(EXERCISE) Look through the material and copy each line holding "billion".

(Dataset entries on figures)
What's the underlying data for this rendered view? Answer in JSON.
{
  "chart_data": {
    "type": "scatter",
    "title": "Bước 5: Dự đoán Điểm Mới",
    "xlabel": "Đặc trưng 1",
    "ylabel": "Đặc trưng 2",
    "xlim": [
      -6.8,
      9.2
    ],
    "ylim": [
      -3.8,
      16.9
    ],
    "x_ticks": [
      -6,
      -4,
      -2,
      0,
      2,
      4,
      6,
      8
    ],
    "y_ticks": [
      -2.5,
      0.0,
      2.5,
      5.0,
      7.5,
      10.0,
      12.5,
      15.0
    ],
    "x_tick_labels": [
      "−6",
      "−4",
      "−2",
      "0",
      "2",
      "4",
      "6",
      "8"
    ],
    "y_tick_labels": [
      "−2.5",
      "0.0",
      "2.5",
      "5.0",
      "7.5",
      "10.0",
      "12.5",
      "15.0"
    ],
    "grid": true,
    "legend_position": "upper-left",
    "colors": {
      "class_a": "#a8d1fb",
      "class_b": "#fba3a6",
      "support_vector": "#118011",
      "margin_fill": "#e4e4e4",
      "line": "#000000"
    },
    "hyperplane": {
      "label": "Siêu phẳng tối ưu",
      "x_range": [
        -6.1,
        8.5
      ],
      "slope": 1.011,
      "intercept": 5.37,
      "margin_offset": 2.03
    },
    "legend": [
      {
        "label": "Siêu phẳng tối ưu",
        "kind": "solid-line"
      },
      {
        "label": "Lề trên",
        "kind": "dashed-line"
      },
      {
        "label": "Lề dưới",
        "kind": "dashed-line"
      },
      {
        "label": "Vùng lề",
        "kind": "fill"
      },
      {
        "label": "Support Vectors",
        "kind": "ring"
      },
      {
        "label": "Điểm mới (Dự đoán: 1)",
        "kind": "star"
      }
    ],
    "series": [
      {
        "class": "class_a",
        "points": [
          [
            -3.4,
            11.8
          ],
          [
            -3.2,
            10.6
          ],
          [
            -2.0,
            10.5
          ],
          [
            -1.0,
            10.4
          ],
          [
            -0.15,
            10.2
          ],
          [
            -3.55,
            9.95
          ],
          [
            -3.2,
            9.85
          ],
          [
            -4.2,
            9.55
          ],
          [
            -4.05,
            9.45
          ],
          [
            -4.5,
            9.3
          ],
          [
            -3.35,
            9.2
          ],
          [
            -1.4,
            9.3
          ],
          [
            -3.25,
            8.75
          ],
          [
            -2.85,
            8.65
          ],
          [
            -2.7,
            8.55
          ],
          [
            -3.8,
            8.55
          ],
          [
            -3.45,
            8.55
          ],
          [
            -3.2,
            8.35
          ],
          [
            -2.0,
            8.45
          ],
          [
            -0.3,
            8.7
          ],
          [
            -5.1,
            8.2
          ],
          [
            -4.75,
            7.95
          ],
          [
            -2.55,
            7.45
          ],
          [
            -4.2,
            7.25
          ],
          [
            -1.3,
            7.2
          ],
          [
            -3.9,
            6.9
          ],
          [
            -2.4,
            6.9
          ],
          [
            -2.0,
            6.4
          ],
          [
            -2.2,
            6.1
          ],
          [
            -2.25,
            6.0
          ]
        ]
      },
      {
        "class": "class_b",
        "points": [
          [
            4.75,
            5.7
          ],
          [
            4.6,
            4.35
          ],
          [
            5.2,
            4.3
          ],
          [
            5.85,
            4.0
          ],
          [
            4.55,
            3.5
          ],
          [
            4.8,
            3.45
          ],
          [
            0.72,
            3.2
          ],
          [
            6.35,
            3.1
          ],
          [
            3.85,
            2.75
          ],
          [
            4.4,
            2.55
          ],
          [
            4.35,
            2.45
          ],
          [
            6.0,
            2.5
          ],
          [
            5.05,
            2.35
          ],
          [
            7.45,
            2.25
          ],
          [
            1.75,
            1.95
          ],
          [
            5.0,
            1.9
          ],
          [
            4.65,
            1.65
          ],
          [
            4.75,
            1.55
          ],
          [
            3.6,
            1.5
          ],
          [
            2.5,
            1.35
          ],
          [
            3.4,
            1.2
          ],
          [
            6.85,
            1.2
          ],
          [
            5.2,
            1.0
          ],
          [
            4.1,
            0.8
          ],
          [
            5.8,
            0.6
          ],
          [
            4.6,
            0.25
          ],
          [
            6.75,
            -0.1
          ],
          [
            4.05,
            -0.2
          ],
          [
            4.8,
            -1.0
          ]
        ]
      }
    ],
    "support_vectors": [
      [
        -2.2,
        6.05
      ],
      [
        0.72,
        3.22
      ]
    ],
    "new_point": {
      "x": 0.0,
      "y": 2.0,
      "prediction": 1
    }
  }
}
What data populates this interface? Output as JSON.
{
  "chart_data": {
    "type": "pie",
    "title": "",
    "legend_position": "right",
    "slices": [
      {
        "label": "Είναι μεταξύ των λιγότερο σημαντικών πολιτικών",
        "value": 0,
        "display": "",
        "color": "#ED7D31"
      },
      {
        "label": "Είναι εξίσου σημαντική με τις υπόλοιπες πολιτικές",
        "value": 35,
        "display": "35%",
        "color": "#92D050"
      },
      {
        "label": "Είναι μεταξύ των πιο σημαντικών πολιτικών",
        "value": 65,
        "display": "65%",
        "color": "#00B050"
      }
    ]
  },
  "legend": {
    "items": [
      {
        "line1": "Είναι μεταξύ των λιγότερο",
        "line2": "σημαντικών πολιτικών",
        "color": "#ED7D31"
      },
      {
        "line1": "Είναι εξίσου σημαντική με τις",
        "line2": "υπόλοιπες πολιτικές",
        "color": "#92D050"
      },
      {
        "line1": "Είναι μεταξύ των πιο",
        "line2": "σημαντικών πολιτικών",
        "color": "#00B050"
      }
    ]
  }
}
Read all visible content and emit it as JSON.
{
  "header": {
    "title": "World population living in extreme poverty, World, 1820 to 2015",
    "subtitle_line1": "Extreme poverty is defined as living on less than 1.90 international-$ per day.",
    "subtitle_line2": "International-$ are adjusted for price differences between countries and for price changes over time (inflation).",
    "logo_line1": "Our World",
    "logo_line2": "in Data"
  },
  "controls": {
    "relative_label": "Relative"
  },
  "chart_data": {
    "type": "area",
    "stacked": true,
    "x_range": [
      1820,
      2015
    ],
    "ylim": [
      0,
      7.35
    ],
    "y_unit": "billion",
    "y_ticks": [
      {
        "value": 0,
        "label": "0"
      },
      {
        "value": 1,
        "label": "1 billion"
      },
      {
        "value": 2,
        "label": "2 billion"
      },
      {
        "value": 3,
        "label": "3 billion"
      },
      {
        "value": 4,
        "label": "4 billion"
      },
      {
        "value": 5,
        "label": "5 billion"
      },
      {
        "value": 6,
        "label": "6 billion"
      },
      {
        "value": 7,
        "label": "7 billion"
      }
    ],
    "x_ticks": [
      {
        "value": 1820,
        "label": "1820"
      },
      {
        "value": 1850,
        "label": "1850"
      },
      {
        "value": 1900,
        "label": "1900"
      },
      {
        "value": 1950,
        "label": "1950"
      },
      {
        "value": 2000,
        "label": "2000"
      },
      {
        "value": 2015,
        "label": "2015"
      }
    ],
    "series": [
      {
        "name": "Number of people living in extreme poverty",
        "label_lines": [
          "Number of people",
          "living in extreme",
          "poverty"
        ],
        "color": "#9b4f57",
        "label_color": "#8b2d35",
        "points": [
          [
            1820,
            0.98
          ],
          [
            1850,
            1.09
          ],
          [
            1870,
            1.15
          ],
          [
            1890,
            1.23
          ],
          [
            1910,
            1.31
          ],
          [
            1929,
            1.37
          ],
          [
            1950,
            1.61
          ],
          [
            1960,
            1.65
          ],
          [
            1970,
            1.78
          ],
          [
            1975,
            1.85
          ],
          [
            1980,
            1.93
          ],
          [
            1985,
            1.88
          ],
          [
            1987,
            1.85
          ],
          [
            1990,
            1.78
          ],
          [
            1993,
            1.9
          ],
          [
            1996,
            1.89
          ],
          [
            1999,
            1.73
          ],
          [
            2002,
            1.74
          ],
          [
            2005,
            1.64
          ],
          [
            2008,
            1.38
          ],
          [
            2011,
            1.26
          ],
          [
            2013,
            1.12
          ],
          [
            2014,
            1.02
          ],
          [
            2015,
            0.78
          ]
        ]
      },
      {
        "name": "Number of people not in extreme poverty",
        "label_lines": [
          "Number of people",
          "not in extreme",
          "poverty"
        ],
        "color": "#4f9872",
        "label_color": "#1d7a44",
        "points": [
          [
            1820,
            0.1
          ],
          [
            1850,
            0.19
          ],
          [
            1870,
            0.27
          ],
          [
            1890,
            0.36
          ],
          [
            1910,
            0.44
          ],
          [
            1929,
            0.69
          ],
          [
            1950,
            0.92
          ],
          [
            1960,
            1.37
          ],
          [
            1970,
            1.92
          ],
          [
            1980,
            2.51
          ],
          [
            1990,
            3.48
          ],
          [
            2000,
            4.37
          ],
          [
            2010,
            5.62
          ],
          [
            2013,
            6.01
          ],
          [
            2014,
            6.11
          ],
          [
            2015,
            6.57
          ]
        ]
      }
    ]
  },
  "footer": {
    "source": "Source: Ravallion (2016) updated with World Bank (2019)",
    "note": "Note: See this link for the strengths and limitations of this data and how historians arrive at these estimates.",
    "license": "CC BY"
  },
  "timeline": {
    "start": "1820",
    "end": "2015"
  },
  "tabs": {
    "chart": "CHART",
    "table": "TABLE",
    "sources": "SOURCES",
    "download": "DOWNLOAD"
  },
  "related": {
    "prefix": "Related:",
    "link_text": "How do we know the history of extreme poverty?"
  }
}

(ANSWER TO THIS PROBLEM)
    "y_unit": "billion",
        "label": "1 billion"
        "label": "2 billion"
        "label": "3 billion"
        "label": "4 billion"
        "label": "5 billion"
        "label": "6 billion"
        "label": "7 billion"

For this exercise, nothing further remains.